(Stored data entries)

* begin *

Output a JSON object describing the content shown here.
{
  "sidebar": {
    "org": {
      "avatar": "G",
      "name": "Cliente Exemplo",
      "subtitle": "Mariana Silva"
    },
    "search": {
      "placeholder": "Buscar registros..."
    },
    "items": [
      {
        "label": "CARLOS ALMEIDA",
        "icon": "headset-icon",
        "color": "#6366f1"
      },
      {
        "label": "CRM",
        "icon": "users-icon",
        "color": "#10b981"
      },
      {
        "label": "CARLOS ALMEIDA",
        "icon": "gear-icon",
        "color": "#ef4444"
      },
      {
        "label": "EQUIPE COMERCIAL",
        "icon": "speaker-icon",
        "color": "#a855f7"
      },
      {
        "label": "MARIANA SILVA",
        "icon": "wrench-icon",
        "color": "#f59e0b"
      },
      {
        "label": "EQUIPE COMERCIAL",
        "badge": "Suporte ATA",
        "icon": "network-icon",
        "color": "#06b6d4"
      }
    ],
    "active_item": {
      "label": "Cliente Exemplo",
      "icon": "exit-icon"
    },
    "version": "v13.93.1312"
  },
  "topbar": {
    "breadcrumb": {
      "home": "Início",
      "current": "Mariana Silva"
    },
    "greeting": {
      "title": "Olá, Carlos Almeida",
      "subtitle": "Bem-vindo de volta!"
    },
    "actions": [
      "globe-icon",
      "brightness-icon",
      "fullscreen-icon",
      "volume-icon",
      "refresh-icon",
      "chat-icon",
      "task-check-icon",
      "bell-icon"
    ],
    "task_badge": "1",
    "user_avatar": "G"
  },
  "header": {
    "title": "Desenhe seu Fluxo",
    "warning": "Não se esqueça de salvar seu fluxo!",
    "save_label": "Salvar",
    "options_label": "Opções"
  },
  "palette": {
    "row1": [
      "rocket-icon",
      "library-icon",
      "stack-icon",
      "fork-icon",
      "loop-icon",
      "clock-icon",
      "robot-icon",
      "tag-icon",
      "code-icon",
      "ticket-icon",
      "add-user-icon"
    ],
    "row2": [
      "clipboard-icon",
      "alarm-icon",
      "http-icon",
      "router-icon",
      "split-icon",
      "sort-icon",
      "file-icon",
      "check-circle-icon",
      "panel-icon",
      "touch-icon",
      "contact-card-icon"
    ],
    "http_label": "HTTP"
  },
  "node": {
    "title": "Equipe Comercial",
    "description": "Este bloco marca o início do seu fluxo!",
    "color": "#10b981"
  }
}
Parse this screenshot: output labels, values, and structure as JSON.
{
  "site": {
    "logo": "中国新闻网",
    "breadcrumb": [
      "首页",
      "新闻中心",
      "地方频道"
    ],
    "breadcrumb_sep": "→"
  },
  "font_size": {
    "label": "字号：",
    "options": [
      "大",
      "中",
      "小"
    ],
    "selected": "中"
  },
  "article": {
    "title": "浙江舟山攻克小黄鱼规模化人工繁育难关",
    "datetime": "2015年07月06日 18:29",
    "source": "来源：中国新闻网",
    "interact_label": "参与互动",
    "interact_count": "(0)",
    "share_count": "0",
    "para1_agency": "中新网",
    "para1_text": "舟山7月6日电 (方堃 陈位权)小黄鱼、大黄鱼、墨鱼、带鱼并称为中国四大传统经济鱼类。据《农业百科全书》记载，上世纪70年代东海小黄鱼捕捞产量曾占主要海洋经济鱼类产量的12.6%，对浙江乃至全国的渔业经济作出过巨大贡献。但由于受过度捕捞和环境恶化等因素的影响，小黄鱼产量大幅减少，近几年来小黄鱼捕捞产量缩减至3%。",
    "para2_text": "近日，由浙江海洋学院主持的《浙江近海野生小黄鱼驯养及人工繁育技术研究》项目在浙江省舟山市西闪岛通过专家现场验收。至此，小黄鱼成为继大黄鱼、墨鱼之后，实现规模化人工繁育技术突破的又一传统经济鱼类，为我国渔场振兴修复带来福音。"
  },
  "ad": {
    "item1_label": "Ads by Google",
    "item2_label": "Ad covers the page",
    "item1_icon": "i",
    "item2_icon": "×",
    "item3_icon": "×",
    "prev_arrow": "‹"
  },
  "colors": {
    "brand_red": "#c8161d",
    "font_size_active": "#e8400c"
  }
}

* end *

TASK REQUIREMENTS: Look over the records above and copy each line that includes the string "Cliente".

IN RESPONSE:
      "name": "Cliente Exemplo",
      "label": "Cliente Exemplo",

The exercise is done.